→ TASK BRIEF
Within the listing below, locate all lines containing the word "JSON". Copy each one.

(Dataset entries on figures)

◆ ◆ ◆ ◆ ◆ ◆ ◆

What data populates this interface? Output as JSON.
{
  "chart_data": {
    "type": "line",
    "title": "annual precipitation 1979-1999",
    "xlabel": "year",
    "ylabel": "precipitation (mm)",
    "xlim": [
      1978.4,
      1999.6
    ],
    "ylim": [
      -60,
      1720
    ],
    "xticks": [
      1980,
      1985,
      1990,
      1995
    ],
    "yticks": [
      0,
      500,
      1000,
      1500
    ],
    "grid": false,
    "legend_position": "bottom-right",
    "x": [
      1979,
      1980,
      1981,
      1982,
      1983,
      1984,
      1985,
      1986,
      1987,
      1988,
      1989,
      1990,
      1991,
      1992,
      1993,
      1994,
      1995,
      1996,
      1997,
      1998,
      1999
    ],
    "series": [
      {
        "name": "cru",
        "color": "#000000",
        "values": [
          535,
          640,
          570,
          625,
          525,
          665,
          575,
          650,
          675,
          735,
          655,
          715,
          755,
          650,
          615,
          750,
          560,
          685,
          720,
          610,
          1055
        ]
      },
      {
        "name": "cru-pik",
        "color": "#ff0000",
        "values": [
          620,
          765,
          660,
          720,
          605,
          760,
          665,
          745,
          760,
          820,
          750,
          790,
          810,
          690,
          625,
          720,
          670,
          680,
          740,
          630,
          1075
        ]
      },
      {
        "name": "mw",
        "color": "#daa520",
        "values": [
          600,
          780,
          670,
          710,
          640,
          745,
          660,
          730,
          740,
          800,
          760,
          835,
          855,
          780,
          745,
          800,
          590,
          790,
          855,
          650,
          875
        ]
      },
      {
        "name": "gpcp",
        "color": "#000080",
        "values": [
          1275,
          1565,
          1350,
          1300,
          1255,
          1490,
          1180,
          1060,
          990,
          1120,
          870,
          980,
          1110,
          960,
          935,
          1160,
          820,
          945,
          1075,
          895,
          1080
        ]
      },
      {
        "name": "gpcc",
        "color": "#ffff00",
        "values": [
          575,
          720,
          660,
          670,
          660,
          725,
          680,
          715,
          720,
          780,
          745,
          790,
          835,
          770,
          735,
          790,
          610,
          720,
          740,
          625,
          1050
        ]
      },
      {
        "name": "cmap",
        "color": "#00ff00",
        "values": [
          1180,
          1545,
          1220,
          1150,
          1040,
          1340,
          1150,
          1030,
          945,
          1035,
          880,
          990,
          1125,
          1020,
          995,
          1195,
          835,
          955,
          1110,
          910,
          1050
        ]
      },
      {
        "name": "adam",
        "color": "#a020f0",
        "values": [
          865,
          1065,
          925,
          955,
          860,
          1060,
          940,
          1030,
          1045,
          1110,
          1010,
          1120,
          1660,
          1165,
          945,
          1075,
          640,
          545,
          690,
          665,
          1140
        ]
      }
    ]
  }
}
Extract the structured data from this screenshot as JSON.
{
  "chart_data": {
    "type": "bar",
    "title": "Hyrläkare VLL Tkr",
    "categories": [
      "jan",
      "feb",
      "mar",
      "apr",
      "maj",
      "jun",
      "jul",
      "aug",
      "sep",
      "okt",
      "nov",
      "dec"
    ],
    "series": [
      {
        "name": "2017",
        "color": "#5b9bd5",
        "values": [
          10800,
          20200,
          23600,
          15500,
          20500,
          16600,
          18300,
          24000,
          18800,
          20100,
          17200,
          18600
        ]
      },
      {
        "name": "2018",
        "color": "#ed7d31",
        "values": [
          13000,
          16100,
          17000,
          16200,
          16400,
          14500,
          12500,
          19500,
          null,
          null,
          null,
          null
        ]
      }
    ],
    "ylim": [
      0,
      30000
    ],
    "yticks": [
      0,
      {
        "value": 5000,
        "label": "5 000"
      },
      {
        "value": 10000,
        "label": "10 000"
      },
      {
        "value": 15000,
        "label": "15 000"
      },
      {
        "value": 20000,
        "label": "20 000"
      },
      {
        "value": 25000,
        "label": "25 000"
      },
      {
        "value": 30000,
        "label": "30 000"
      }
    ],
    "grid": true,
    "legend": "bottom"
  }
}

◆ ◆ ◆ ◆ ◆ ◆ ◆

→ REPLY TO THE TASK
What data populates this interface? Output as JSON.
Extract the structured data from this screenshot as JSON.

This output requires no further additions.